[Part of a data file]
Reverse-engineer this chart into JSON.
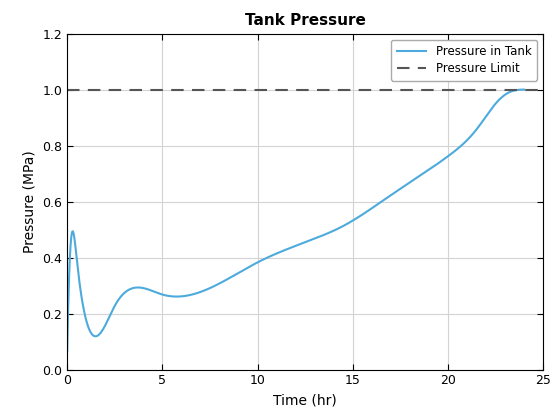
{
  "title": "Tank Pressure",
  "xlabel": "Time (hr)",
  "ylabel": "Pressure (MPa)",
  "xlim": [
    0,
    25
  ],
  "ylim": [
    0,
    1.2
  ],
  "xticks": [
    0,
    5,
    10,
    15,
    20,
    25
  ],
  "yticks": [
    0,
    0.2,
    0.4,
    0.6,
    0.8,
    1.0,
    1.2
  ],
  "pressure_limit": 1.0,
  "line_color": "#4DAADC",
  "limit_color": "#555555",
  "legend_labels": [
    "Pressure in Tank",
    "Pressure Limit"
  ],
  "background_color": "#ffffff",
  "grid_color": "#d3d3d3",
  "t_key": [
    0,
    0.5,
    2.5,
    5.0,
    10.0,
    13.0,
    14.5,
    17.0,
    20.0,
    21.5,
    22.5,
    23.2,
    24.0
  ],
  "p_key": [
    0.065,
    0.395,
    0.228,
    0.268,
    0.383,
    0.468,
    0.513,
    0.623,
    0.762,
    0.858,
    0.95,
    0.99,
    1.0
  ]
}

**Exercise goal:**
Write out the full listing verbatim, excluding its pictures.

**Output for this exercise:**
Reverse-engineer this chart into JSON.
{
  "title": "Tank Pressure",
  "xlabel": "Time (hr)",
  "ylabel": "Pressure (MPa)",
  "xlim": [
    0,
    25
  ],
  "ylim": [
    0,
    1.2
  ],
  "xticks": [
    0,
    5,
    10,
    15,
    20,
    25
  ],
  "yticks": [
    0,
    0.2,
    0.4,
    0.6,
    0.8,
    1.0,
    1.2
  ],
  "pressure_limit": 1.0,
  "line_color": "#4DAADC",
  "limit_color": "#555555",
  "legend_labels": [
    "Pressure in Tank",
    "Pressure Limit"
  ],
  "background_color": "#ffffff",
  "grid_color": "#d3d3d3",
  "t_key": [
    0,
    0.5,
    2.5,
    5.0,
    10.0,
    13.0,
    14.5,
    17.0,
    20.0,
    21.5,
    22.5,
    23.2,
    24.0
  ],
  "p_key": [
    0.065,
    0.395,
    0.228,
    0.268,
    0.383,
    0.468,
    0.513,
    0.623,
    0.762,
    0.858,
    0.95,
    0.99,
    1.0
  ]
}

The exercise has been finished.